● What you will do: In your copy, include every line of the listing below exactly but none of the pictures.

● Dataset items:
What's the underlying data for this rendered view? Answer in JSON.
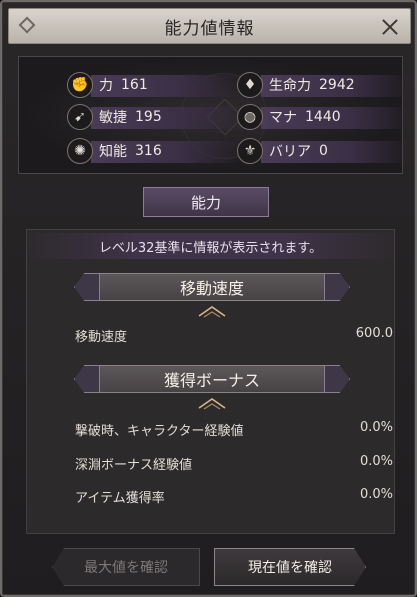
{
  "window": {
    "title": "能力値情報"
  },
  "stats": [
    {
      "icon": "strength-icon",
      "glyph": "✊",
      "label": "力",
      "value": "161"
    },
    {
      "icon": "agility-icon",
      "glyph": "➹",
      "label": "敏捷",
      "value": "195"
    },
    {
      "icon": "intellect-icon",
      "glyph": "✺",
      "label": "知能",
      "value": "316"
    },
    {
      "icon": "vitality-icon",
      "glyph": "♦",
      "label": "生命力",
      "value": "2942"
    },
    {
      "icon": "mana-icon",
      "glyph": "◍",
      "label": "マナ",
      "value": "1440"
    },
    {
      "icon": "barrier-icon",
      "glyph": "⚜",
      "label": "バリア",
      "value": "0"
    }
  ],
  "tab": {
    "label": "能力"
  },
  "notice": "レベル32基準に情報が表示されます。",
  "sections": {
    "movement": {
      "title": "移動速度",
      "rows": [
        {
          "label": "移動速度",
          "value": "600.0"
        }
      ]
    },
    "acquisition": {
      "title": "獲得ボーナス",
      "rows": [
        {
          "label": "撃破時、キャラクター経験値",
          "value": "0.0%"
        },
        {
          "label": "深淵ボーナス経験値",
          "value": "0.0%"
        },
        {
          "label": "アイテム獲得率",
          "value": "0.0%"
        }
      ]
    }
  },
  "footer": {
    "max_label": "最大値を確認",
    "current_label": "現在値を確認"
  }
}
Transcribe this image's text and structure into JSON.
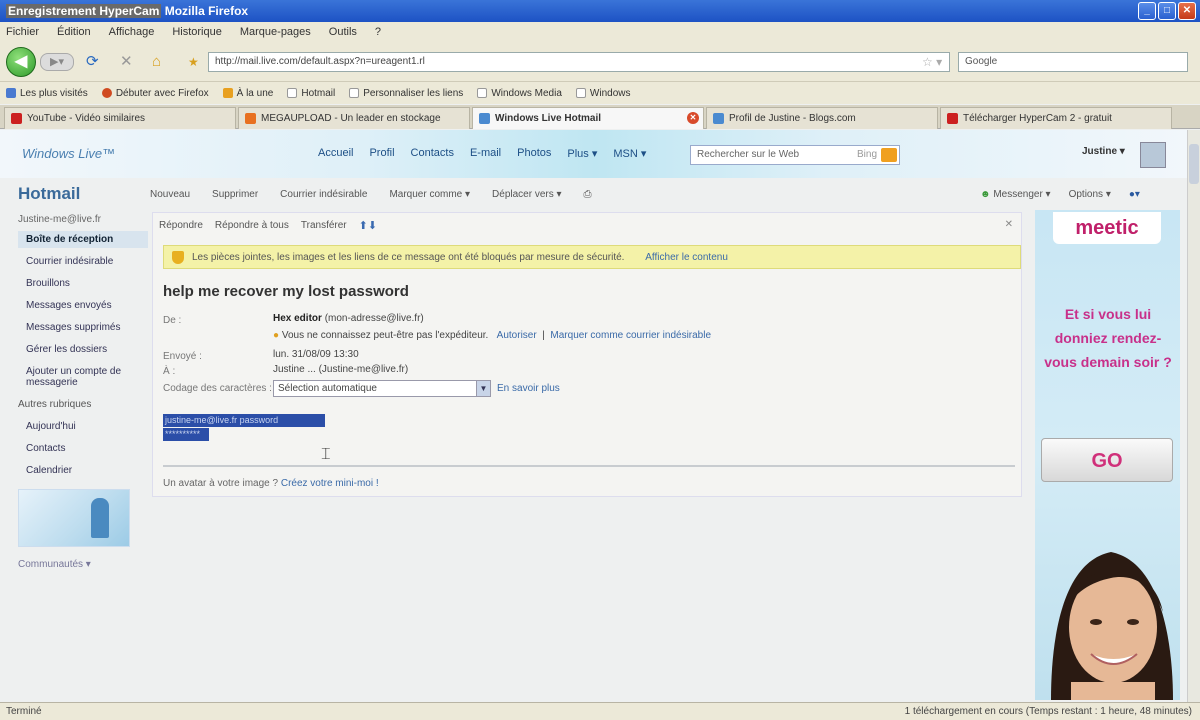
{
  "window": {
    "title_app": "Enregistrement HyperCam",
    "title_suffix": "Mozilla Firefox"
  },
  "menu": [
    "Fichier",
    "Édition",
    "Affichage",
    "Historique",
    "Marque-pages",
    "Outils",
    "?"
  ],
  "nav": {
    "url": "http://mail.live.com/default.aspx?n=ureagent1.rl",
    "search_placeholder": "Google"
  },
  "bookmarks": [
    {
      "label": "Les plus visités",
      "color": "#4a7ad0"
    },
    {
      "label": "Débuter avec Firefox",
      "color": "#d04a20"
    },
    {
      "label": "À la une",
      "color": "#e8a020"
    },
    {
      "label": "Hotmail",
      "color": "#ffffff"
    },
    {
      "label": "Personnaliser les liens",
      "color": "#ffffff"
    },
    {
      "label": "Windows Media",
      "color": "#ffffff"
    },
    {
      "label": "Windows",
      "color": "#ffffff"
    }
  ],
  "tabs": [
    {
      "label": "YouTube - Vidéo similaires",
      "color": "#cc2020"
    },
    {
      "label": "MEGAUPLOAD - Un leader en stockage",
      "color": "#e87020"
    },
    {
      "label": "Windows Live Hotmail",
      "color": "#4a8ad0"
    },
    {
      "label": "Profil de Justine - Blogs.com",
      "color": "#4a8ad0"
    },
    {
      "label": "Télécharger HyperCam 2 - gratuit",
      "color": "#cc2020"
    }
  ],
  "live": {
    "logo": "Windows Live™",
    "nav": [
      "Accueil",
      "Profil",
      "Contacts",
      "E-mail",
      "Photos",
      "Plus ▾",
      "MSN ▾"
    ],
    "search_placeholder": "Rechercher sur le Web",
    "search_button": "Bing",
    "user_name": "Justine ▾"
  },
  "hotmail": {
    "title": "Hotmail",
    "toolbar": [
      "Nouveau",
      "Supprimer",
      "Courrier indésirable",
      "Marquer comme ▾",
      "Déplacer vers ▾"
    ],
    "right_tools": [
      "Messenger ▾",
      "Options ▾"
    ]
  },
  "sidebar": {
    "account": "Justine-me@live.fr",
    "folders": [
      "Boîte de réception",
      "Courrier indésirable",
      "Brouillons",
      "Messages envoyés",
      "Messages supprimés",
      "Gérer les dossiers",
      "Ajouter un compte de messagerie"
    ],
    "other_title": "Autres rubriques",
    "other": [
      "Aujourd'hui",
      "Contacts",
      "Calendrier"
    ],
    "footer": "Communautés ▾"
  },
  "message": {
    "actions": [
      "Répondre",
      "Répondre à tous",
      "Transférer"
    ],
    "security_text": "Les pièces jointes, les images et les liens de ce message ont été bloqués par mesure de sécurité.",
    "security_link": "Afficher le contenu",
    "subject": "help me recover my lost password",
    "from_label": "De :",
    "from_name": "Hex editor",
    "from_email": "(mon-adresse@live.fr)",
    "trust_text": "Vous ne connaissez peut-être pas l'expéditeur.",
    "trust_link1": "Autoriser",
    "trust_link2": "Marquer comme courrier indésirable",
    "sent_label": "Envoyé :",
    "sent_value": "lun. 31/08/09 13:30",
    "to_label": "À :",
    "to_value": "Justine ... (Justine-me@live.fr)",
    "encoding_label": "Codage des caractères :",
    "encoding_value": "Sélection automatique",
    "encoding_link": "En savoir plus",
    "body_line1": "justine-me@live.fr password",
    "body_line2": "**********",
    "footer_text": "Un avatar à votre image ?",
    "footer_link": "Créez votre mini-moi !"
  },
  "ad": {
    "brand": "meetic",
    "text": "Et si vous lui donniez rendez-vous demain soir ?",
    "cta": "GO",
    "accent": "#c8308a"
  },
  "status": {
    "left": "Terminé",
    "right": "1 téléchargement en cours (Temps restant : 1 heure, 48 minutes)"
  }
}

● Solved exercise:
What's the underlying data for this rendered view? Answer in JSON.
{
  "window": {
    "title": "能力値情報"
  },
  "stats": [
    {
      "icon": "strength-icon",
      "glyph": "✊",
      "label": "力",
      "value": "161"
    },
    {
      "icon": "agility-icon",
      "glyph": "➹",
      "label": "敏捷",
      "value": "195"
    },
    {
      "icon": "intellect-icon",
      "glyph": "✺",
      "label": "知能",
      "value": "316"
    },
    {
      "icon": "vitality-icon",
      "glyph": "♦",
      "label": "生命力",
      "value": "2942"
    },
    {
      "icon": "mana-icon",
      "glyph": "◍",
      "label": "マナ",
      "value": "1440"
    },
    {
      "icon": "barrier-icon",
      "glyph": "⚜",
      "label": "バリア",
      "value": "0"
    }
  ],
  "tab": {
    "label": "能力"
  },
  "notice": "レベル32基準に情報が表示されます。",
  "sections": {
    "movement": {
      "title": "移動速度",
      "rows": [
        {
          "label": "移動速度",
          "value": "600.0"
        }
      ]
    },
    "acquisition": {
      "title": "獲得ボーナス",
      "rows": [
        {
          "label": "撃破時、キャラクター経験値",
          "value": "0.0%"
        },
        {
          "label": "深淵ボーナス経験値",
          "value": "0.0%"
        },
        {
          "label": "アイテム獲得率",
          "value": "0.0%"
        }
      ]
    }
  },
  "footer": {
    "max_label": "最大値を確認",
    "current_label": "現在値を確認"
  }
}
Transcribe this image's text and structure into JSON.
{
  "window": {
    "title_app": "Enregistrement HyperCam",
    "title_suffix": "Mozilla Firefox"
  },
  "menu": [
    "Fichier",
    "Édition",
    "Affichage",
    "Historique",
    "Marque-pages",
    "Outils",
    "?"
  ],
  "nav": {
    "url": "http://mail.live.com/default.aspx?n=ureagent1.rl",
    "search_placeholder": "Google"
  },
  "bookmarks": [
    {
      "label": "Les plus visités",
      "color": "#4a7ad0"
    },
    {
      "label": "Débuter avec Firefox",
      "color": "#d04a20"
    },
    {
      "label": "À la une",
      "color": "#e8a020"
    },
    {
      "label": "Hotmail",
      "color": "#ffffff"
    },
    {
      "label": "Personnaliser les liens",
      "color": "#ffffff"
    },
    {
      "label": "Windows Media",
      "color": "#ffffff"
    },
    {
      "label": "Windows",
      "color": "#ffffff"
    }
  ],
  "tabs": [
    {
      "label": "YouTube - Vidéo similaires",
      "color": "#cc2020"
    },
    {
      "label": "MEGAUPLOAD - Un leader en stockage",
      "color": "#e87020"
    },
    {
      "label": "Windows Live Hotmail",
      "color": "#4a8ad0"
    },
    {
      "label": "Profil de Justine - Blogs.com",
      "color": "#4a8ad0"
    },
    {
      "label": "Télécharger HyperCam 2 - gratuit",
      "color": "#cc2020"
    }
  ],
  "live": {
    "logo": "Windows Live™",
    "nav": [
      "Accueil",
      "Profil",
      "Contacts",
      "E-mail",
      "Photos",
      "Plus ▾",
      "MSN ▾"
    ],
    "search_placeholder": "Rechercher sur le Web",
    "search_button": "Bing",
    "user_name": "Justine ▾"
  },
  "hotmail": {
    "title": "Hotmail",
    "toolbar": [
      "Nouveau",
      "Supprimer",
      "Courrier indésirable",
      "Marquer comme ▾",
      "Déplacer vers ▾"
    ],
    "right_tools": [
      "Messenger ▾",
      "Options ▾"
    ]
  },
  "sidebar": {
    "account": "Justine-me@live.fr",
    "folders": [
      "Boîte de réception",
      "Courrier indésirable",
      "Brouillons",
      "Messages envoyés",
      "Messages supprimés",
      "Gérer les dossiers",
      "Ajouter un compte de messagerie"
    ],
    "other_title": "Autres rubriques",
    "other": [
      "Aujourd'hui",
      "Contacts",
      "Calendrier"
    ],
    "footer": "Communautés ▾"
  },
  "message": {
    "actions": [
      "Répondre",
      "Répondre à tous",
      "Transférer"
    ],
    "security_text": "Les pièces jointes, les images et les liens de ce message ont été bloqués par mesure de sécurité.",
    "security_link": "Afficher le contenu",
    "subject": "help me recover my lost password",
    "from_label": "De :",
    "from_name": "Hex editor",
    "from_email": "(mon-adresse@live.fr)",
    "trust_text": "Vous ne connaissez peut-être pas l'expéditeur.",
    "trust_link1": "Autoriser",
    "trust_link2": "Marquer comme courrier indésirable",
    "sent_label": "Envoyé :",
    "sent_value": "lun. 31/08/09 13:30",
    "to_label": "À :",
    "to_value": "Justine ... (Justine-me@live.fr)",
    "encoding_label": "Codage des caractères :",
    "encoding_value": "Sélection automatique",
    "encoding_link": "En savoir plus",
    "body_line1": "justine-me@live.fr password",
    "body_line2": "**********",
    "footer_text": "Un avatar à votre image ?",
    "footer_link": "Créez votre mini-moi !"
  },
  "ad": {
    "brand": "meetic",
    "text": "Et si vous lui donniez rendez-vous demain soir ?",
    "cta": "GO",
    "accent": "#c8308a"
  },
  "status": {
    "left": "Terminé",
    "right": "1 téléchargement en cours (Temps restant : 1 heure, 48 minutes)"
  }
}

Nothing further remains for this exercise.